═══ Dataset records ═══

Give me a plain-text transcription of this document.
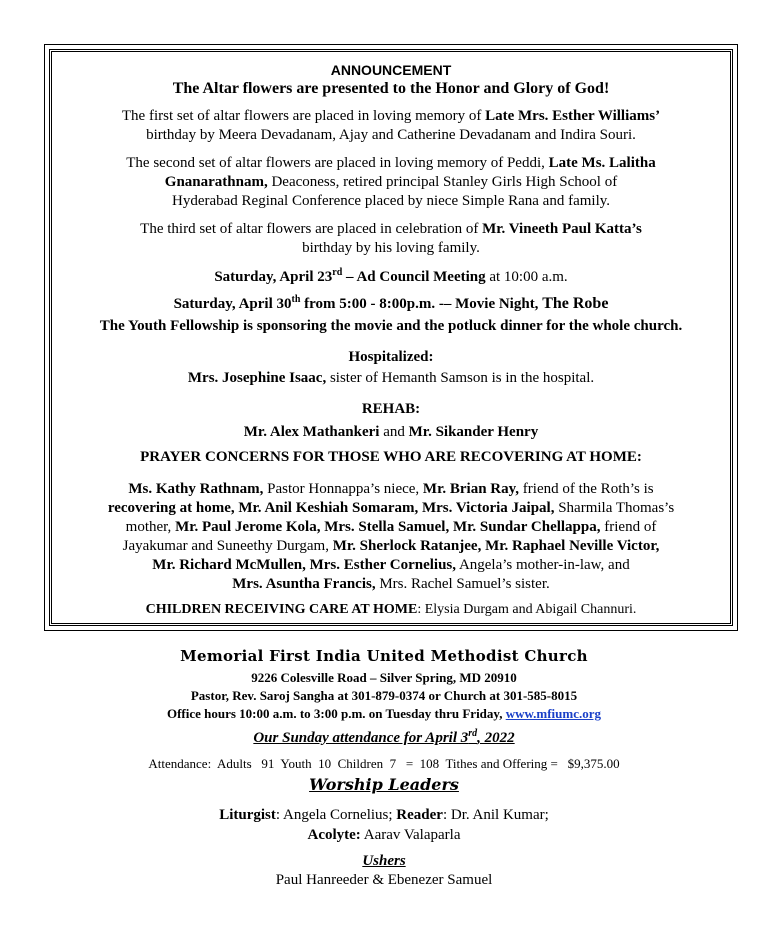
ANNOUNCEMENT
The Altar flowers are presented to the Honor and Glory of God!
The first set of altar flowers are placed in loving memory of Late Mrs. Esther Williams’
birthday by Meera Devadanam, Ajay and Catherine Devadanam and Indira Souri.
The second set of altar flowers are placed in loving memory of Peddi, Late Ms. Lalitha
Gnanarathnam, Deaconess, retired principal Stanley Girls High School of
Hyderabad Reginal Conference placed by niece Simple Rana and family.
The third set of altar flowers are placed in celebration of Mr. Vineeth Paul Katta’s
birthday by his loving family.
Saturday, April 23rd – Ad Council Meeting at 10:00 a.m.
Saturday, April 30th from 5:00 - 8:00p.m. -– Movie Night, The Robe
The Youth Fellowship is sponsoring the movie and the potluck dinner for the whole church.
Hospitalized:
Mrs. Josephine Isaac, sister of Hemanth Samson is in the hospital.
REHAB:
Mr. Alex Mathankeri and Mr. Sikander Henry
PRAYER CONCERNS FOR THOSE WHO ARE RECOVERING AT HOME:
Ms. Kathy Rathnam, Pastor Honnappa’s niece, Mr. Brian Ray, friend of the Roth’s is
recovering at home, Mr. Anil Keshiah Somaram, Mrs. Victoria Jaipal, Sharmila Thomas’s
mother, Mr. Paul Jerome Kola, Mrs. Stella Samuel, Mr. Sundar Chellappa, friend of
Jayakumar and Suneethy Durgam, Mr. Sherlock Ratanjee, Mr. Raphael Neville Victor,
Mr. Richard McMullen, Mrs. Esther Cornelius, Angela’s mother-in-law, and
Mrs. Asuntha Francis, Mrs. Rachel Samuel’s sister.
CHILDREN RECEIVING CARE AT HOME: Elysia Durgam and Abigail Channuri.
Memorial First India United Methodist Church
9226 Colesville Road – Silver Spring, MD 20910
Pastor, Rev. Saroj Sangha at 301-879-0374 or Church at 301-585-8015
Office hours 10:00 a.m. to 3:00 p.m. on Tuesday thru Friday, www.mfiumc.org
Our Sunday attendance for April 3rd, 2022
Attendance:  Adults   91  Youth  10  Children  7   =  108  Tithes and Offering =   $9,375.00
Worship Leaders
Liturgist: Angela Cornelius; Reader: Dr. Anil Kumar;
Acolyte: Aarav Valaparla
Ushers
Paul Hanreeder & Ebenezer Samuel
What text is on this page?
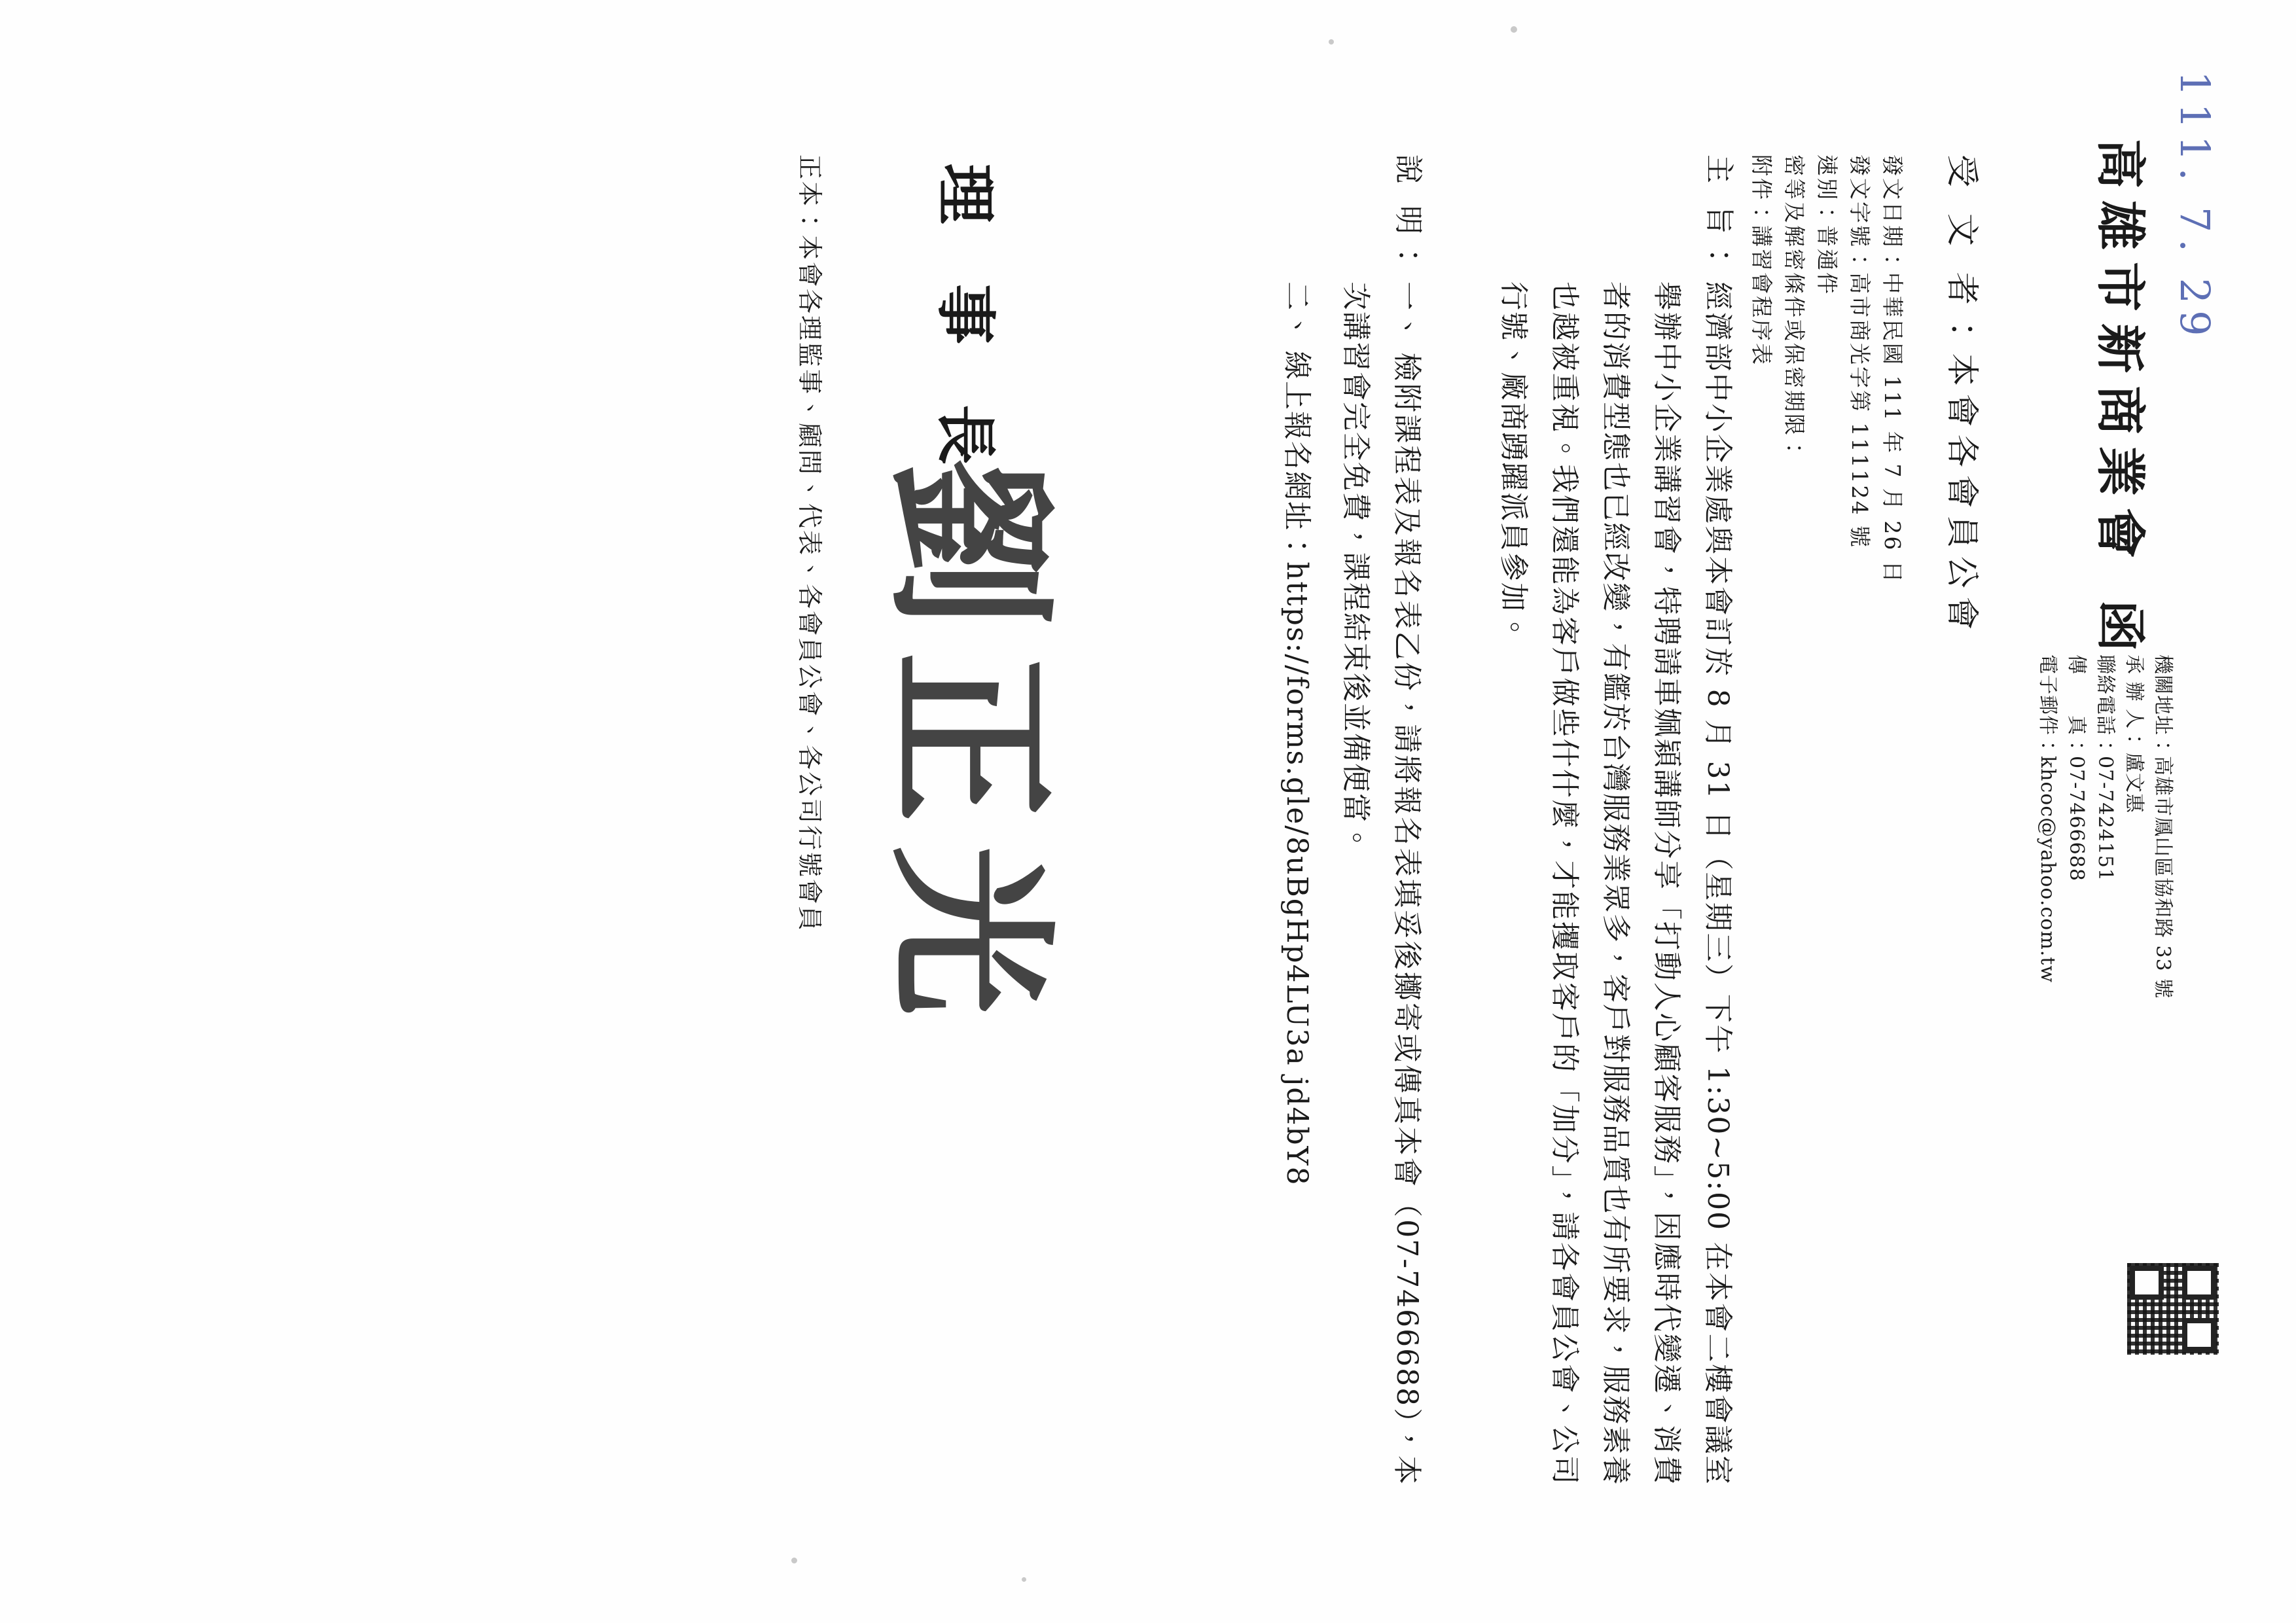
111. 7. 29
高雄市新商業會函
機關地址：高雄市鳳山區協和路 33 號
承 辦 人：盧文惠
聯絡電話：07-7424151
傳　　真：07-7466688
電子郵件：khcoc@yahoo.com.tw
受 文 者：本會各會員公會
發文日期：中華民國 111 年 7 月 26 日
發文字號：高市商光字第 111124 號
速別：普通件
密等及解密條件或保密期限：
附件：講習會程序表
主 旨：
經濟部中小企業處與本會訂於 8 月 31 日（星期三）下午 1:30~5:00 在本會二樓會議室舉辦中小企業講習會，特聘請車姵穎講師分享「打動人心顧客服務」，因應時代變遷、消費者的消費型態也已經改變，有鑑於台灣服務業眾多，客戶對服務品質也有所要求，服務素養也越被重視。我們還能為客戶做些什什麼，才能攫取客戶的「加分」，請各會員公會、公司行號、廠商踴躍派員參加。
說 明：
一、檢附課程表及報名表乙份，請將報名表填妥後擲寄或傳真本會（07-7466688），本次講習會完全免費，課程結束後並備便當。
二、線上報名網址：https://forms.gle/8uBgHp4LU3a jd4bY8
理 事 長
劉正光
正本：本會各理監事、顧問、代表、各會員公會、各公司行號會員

═══

#### [Given instruction]
Copy out each line of the records that holds the string "April".

#### [Result]
Saturday, April 23rd – Ad Council Meeting at 10:00 a.m.
Saturday, April 30th from 5:00 - 8:00p.m. -– Movie Night, The Robe
Our Sunday attendance for April 3rd, 2022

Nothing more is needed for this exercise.